→ **Directions for this task**
How many of these lines hold the string "from"? Answer with the number only.

(Dataset records)

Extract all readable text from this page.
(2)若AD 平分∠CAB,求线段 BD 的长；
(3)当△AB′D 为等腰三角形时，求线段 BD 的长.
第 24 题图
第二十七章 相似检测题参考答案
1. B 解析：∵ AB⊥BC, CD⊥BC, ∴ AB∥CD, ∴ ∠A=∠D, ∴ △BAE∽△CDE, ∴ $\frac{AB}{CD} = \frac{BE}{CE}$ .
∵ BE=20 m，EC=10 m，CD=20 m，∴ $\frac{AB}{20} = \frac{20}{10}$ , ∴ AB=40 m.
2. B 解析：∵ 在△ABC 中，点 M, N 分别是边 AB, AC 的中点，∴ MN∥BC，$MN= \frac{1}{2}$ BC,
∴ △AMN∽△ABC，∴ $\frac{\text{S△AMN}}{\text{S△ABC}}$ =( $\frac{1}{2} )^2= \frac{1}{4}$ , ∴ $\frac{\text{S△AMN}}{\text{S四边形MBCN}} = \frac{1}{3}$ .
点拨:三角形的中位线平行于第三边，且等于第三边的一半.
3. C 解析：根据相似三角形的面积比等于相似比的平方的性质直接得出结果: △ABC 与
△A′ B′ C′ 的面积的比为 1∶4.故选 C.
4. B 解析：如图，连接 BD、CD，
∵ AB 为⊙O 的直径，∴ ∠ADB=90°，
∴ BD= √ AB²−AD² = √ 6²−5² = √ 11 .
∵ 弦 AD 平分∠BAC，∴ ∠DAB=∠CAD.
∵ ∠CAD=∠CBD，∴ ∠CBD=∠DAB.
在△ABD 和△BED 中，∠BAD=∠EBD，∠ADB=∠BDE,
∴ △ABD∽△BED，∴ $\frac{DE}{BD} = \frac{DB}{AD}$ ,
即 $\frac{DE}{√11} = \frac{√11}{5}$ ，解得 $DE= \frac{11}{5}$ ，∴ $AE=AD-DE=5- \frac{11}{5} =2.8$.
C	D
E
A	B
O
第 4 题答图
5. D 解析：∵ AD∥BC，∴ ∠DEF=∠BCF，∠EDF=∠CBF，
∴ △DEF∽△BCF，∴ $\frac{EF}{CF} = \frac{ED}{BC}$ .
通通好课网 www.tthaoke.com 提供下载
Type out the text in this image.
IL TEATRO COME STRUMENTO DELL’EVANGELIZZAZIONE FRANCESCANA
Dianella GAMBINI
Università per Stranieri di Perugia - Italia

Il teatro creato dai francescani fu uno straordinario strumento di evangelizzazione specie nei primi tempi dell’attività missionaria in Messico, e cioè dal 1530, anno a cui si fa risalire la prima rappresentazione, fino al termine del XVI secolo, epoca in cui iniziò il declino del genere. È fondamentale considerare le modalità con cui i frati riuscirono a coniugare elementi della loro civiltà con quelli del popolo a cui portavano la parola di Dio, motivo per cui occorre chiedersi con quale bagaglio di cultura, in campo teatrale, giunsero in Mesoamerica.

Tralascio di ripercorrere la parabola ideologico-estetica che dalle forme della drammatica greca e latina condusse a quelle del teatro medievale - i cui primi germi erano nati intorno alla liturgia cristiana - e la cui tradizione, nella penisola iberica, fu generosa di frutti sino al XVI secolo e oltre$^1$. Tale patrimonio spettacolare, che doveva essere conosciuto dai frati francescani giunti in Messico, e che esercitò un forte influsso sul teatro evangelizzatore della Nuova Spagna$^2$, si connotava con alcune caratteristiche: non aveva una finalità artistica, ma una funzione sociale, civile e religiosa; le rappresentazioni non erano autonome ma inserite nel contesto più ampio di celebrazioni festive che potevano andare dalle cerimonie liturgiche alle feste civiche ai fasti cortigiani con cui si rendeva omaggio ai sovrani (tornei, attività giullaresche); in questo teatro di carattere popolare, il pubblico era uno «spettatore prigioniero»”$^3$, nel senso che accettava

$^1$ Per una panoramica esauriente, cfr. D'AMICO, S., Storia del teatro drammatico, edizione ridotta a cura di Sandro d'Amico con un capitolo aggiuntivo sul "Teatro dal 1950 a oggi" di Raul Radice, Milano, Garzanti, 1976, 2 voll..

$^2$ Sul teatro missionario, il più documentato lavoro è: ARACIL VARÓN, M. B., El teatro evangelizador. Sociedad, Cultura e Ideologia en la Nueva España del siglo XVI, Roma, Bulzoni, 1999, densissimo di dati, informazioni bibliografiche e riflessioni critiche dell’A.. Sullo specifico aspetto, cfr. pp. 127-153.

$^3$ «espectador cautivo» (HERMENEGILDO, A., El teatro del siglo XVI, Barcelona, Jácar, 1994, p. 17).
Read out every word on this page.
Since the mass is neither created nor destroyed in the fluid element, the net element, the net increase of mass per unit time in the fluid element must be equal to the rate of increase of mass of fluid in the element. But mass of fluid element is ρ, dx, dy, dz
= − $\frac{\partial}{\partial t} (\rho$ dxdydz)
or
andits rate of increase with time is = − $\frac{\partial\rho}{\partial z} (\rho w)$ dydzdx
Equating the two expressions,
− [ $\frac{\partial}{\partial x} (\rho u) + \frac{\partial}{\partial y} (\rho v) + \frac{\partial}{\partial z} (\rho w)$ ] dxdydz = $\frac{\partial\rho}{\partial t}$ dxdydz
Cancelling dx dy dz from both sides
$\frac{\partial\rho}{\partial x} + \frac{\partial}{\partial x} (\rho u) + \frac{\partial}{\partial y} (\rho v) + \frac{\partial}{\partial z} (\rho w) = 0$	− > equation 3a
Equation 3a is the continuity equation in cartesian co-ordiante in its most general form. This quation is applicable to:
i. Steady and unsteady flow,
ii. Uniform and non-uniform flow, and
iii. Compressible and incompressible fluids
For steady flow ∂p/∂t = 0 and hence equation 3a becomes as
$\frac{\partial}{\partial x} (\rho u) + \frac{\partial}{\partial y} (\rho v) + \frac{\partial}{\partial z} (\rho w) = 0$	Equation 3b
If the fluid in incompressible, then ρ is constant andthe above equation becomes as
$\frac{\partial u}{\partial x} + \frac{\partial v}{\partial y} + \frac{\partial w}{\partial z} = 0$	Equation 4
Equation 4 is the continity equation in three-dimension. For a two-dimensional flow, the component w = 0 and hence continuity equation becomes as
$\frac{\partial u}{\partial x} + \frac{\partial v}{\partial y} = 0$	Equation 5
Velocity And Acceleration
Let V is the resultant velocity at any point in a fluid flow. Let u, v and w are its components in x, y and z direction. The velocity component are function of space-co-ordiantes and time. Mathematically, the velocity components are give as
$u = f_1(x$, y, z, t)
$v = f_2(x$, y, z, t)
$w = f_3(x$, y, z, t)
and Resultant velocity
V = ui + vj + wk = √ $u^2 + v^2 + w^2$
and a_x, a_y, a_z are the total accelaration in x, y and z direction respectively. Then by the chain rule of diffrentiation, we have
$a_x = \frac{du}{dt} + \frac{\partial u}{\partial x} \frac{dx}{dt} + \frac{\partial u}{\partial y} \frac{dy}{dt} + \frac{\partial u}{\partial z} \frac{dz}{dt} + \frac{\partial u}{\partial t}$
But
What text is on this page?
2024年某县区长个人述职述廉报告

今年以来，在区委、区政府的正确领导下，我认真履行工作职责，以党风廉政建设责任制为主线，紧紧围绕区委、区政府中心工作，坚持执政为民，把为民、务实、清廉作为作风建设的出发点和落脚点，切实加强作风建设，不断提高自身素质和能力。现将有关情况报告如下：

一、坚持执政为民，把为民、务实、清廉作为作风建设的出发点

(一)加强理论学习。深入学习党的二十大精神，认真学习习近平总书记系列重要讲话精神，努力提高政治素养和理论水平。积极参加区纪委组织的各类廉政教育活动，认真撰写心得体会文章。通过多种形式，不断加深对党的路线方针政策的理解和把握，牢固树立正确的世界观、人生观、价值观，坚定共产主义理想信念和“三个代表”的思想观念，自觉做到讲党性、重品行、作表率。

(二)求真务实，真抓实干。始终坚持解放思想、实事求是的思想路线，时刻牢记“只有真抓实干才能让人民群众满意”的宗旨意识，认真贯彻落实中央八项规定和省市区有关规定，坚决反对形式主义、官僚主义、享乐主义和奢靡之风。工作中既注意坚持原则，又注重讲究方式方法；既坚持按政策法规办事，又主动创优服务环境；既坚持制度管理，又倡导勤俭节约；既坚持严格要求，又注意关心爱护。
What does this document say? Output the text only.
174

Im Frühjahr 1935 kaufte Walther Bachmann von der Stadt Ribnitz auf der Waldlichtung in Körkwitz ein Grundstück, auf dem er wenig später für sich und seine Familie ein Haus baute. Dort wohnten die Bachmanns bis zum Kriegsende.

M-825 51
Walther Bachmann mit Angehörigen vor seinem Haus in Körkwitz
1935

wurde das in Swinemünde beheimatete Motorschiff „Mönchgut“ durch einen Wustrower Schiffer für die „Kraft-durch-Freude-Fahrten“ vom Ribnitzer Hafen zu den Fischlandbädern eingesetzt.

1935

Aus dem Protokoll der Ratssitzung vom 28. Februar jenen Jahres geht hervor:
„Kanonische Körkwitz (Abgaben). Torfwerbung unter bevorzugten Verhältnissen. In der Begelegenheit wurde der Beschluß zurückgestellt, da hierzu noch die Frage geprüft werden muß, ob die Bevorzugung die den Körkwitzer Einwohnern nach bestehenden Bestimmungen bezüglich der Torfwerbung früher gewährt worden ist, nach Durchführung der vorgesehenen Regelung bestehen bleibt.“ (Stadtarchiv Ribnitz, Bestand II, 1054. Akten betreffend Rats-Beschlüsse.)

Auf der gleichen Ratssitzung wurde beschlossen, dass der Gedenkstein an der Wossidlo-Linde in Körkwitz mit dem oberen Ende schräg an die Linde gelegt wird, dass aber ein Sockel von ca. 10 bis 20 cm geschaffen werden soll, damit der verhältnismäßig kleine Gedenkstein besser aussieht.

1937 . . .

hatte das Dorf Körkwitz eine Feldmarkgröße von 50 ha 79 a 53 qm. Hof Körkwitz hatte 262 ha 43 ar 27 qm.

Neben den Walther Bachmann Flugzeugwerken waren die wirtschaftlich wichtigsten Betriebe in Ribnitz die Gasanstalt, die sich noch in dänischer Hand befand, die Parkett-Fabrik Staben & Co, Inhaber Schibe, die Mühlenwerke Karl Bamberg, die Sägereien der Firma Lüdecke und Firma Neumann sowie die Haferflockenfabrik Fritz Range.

→ **Response to the task**
2